[Given instruction] Return the full material exactly.

+ + + + +

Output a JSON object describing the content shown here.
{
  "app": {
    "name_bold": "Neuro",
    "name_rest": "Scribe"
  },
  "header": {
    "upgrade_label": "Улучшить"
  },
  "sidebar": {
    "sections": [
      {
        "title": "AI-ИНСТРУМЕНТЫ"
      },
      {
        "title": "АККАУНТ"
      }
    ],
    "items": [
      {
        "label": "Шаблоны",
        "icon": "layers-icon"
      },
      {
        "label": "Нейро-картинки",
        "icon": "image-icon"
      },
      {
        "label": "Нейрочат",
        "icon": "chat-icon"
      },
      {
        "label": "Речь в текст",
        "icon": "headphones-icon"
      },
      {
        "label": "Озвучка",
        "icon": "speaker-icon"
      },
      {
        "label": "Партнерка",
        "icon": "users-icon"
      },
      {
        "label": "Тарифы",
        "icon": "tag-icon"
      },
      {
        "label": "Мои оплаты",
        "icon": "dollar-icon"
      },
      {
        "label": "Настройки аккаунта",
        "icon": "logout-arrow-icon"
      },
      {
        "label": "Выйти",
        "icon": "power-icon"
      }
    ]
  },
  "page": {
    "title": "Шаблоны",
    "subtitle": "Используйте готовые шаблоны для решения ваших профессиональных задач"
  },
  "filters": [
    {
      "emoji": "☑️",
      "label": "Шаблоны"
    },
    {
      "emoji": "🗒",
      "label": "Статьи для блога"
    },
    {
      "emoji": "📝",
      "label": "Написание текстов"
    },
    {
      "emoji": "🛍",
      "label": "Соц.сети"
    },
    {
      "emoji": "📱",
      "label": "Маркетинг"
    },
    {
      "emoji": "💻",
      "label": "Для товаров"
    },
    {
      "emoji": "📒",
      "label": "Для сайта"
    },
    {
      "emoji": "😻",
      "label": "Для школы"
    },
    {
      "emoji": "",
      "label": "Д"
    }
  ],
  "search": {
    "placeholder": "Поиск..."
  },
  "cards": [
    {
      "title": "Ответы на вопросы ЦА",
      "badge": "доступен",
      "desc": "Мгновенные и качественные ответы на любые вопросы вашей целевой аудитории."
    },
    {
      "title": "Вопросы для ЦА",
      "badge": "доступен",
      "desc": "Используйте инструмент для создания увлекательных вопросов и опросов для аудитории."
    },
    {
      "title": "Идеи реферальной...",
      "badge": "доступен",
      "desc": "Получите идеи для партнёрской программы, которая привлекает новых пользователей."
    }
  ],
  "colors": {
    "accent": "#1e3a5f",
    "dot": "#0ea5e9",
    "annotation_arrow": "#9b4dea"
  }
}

+ + + + +

[Response to this exercise]
Output a JSON object describing the content shown here.
{
  "app": {
    "name_bold": "Neuro",
    "name_rest": "Scribe"
  },
  "header": {
    "upgrade_label": "Улучшить"
  },
  "sidebar": {
    "sections": [
      {
        "title": "AI-ИНСТРУМЕНТЫ"
      },
      {
        "title": "АККАУНТ"
      }
    ],
    "items": [
      {
        "label": "Шаблоны",
        "icon": "layers-icon"
      },
      {
        "label": "Нейро-картинки",
        "icon": "image-icon"
      },
      {
        "label": "Нейрочат",
        "icon": "chat-icon"
      },
      {
        "label": "Речь в текст",
        "icon": "headphones-icon"
      },
      {
        "label": "Озвучка",
        "icon": "speaker-icon"
      },
      {
        "label": "Партнерка",
        "icon": "users-icon"
      },
      {
        "label": "Тарифы",
        "icon": "tag-icon"
      },
      {
        "label": "Мои оплаты",
        "icon": "dollar-icon"
      },
      {
        "label": "Настройки аккаунта",
        "icon": "logout-arrow-icon"
      },
      {
        "label": "Выйти",
        "icon": "power-icon"
      }
    ]
  },
  "page": {
    "title": "Шаблоны",
    "subtitle": "Используйте готовые шаблоны для решения ваших профессиональных задач"
  },
  "filters": [
    {
      "emoji": "☑️",
      "label": "Шаблоны"
    },
    {
      "emoji": "🗒",
      "label": "Статьи для блога"
    },
    {
      "emoji": "📝",
      "label": "Написание текстов"
    },
    {
      "emoji": "🛍",
      "label": "Соц.сети"
    },
    {
      "emoji": "📱",
      "label": "Маркетинг"
    },
    {
      "emoji": "💻",
      "label": "Для товаров"
    },
    {
      "emoji": "📒",
      "label": "Для сайта"
    },
    {
      "emoji": "😻",
      "label": "Для школы"
    },
    {
      "emoji": "",
      "label": "Д"
    }
  ],
  "search": {
    "placeholder": "Поиск..."
  },
  "cards": [
    {
      "title": "Ответы на вопросы ЦА",
      "badge": "доступен",
      "desc": "Мгновенные и качественные ответы на любые вопросы вашей целевой аудитории."
    },
    {
      "title": "Вопросы для ЦА",
      "badge": "доступен",
      "desc": "Используйте инструмент для создания увлекательных вопросов и опросов для аудитории."
    },
    {
      "title": "Идеи реферальной...",
      "badge": "доступен",
      "desc": "Получите идеи для партнёрской программы, которая привлекает новых пользователей."
    }
  ],
  "colors": {
    "accent": "#1e3a5f",
    "dot": "#0ea5e9",
    "annotation_arrow": "#9b4dea"
  }
}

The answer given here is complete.